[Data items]
########
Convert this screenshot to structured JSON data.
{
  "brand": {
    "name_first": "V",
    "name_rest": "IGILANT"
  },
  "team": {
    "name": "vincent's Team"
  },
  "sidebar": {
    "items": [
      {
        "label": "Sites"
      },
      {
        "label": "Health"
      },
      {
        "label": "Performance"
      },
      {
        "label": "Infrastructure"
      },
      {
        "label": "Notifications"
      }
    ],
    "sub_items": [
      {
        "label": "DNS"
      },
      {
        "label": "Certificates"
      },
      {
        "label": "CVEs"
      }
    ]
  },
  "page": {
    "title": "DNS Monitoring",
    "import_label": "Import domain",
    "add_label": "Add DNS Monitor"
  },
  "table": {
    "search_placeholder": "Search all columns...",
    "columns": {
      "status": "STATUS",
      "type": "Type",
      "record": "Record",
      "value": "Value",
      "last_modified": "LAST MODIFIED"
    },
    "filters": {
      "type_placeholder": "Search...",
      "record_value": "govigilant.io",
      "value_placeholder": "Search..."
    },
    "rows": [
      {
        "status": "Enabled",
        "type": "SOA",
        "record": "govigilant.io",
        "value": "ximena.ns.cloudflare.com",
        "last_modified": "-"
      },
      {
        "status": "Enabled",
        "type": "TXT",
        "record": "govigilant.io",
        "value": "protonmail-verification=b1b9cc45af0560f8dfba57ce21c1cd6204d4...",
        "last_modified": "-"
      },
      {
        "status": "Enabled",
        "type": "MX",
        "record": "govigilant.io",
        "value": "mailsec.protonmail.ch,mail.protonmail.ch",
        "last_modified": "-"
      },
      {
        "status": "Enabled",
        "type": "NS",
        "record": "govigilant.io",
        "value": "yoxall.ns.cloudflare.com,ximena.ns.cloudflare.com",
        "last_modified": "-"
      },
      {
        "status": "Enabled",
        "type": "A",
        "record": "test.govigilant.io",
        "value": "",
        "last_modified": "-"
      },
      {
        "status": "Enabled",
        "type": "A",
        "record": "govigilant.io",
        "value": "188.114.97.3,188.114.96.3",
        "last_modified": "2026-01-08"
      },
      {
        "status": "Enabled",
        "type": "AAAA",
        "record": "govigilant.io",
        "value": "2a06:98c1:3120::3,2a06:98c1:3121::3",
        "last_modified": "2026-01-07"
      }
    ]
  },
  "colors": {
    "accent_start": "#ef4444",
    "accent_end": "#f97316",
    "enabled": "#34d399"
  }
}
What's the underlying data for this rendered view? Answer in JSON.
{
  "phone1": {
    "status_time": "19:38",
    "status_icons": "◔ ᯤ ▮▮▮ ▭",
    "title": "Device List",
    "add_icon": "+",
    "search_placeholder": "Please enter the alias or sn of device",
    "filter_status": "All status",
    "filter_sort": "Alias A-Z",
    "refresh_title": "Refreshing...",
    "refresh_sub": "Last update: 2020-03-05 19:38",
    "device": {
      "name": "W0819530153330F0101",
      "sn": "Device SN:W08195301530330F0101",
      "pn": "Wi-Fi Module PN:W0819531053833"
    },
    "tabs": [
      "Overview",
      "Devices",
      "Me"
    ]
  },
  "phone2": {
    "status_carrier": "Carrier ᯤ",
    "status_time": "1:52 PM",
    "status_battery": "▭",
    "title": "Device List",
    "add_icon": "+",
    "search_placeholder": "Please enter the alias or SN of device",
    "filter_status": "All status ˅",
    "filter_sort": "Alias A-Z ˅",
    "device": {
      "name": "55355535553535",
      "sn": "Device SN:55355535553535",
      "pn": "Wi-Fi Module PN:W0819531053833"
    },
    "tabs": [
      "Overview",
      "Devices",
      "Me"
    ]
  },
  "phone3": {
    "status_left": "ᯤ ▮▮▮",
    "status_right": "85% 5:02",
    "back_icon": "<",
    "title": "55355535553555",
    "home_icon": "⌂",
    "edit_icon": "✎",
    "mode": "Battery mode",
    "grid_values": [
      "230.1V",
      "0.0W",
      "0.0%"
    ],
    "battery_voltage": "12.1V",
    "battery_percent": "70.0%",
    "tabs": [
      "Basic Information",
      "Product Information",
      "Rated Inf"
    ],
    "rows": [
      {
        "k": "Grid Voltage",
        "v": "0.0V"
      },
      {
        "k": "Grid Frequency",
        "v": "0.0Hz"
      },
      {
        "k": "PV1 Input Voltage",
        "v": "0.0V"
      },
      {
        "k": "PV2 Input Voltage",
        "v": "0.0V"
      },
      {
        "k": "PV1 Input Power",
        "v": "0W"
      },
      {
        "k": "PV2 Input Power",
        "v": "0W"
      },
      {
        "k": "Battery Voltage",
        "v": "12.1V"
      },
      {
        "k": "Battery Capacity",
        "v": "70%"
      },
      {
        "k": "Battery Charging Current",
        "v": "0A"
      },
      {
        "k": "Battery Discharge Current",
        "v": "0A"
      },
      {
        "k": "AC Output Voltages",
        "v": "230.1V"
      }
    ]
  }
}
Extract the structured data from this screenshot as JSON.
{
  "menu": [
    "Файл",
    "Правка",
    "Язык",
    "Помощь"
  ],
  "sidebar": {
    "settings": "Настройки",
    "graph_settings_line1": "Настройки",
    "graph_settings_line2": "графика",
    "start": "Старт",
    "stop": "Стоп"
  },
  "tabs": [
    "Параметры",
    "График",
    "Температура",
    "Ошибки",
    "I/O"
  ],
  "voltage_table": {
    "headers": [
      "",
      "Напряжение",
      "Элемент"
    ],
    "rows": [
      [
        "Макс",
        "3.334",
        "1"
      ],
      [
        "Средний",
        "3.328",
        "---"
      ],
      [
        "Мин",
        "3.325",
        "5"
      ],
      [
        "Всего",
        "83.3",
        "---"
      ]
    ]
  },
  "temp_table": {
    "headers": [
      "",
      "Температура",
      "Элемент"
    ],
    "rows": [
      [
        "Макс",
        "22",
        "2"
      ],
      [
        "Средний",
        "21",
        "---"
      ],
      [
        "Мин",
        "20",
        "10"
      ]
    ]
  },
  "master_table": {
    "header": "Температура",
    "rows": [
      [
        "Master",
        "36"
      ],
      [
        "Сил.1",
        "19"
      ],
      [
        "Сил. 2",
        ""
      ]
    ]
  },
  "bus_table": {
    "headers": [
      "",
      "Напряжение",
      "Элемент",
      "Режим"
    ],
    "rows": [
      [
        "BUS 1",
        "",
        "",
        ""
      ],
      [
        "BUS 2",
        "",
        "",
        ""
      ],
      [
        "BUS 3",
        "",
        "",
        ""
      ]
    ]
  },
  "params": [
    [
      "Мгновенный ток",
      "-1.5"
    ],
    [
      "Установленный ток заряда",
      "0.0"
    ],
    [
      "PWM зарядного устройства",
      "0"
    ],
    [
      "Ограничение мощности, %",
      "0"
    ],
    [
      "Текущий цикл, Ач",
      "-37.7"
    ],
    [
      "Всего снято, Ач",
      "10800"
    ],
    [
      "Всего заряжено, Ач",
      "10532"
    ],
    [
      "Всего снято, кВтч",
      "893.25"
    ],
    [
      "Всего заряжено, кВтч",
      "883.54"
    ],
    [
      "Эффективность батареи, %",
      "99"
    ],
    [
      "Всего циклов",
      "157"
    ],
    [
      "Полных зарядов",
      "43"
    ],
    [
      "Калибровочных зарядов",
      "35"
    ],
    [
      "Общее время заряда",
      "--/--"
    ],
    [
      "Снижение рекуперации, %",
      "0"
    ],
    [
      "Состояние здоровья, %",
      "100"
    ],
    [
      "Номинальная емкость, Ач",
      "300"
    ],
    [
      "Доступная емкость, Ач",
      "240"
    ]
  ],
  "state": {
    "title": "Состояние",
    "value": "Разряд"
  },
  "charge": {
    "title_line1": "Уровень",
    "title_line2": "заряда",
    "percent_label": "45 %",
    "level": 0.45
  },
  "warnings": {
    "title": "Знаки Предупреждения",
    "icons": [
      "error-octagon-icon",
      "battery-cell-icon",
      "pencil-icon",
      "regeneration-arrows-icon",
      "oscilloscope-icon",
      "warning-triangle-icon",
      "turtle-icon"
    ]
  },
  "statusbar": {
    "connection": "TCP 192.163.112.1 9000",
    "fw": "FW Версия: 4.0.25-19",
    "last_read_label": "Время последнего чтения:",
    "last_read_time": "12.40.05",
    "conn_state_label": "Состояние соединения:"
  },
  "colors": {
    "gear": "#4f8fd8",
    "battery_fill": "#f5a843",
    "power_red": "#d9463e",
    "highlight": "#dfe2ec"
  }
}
########
## [SHORT PROBLEM]
Select every line where the word "protonmail" occurs.

## [OUTPUT BELOW]
        "value": "protonmail-verification=b1b9cc45af0560f8dfba57ce21c1cd6204d4...",
        "value": "mailsec.protonmail.ch,mail.protonmail.ch",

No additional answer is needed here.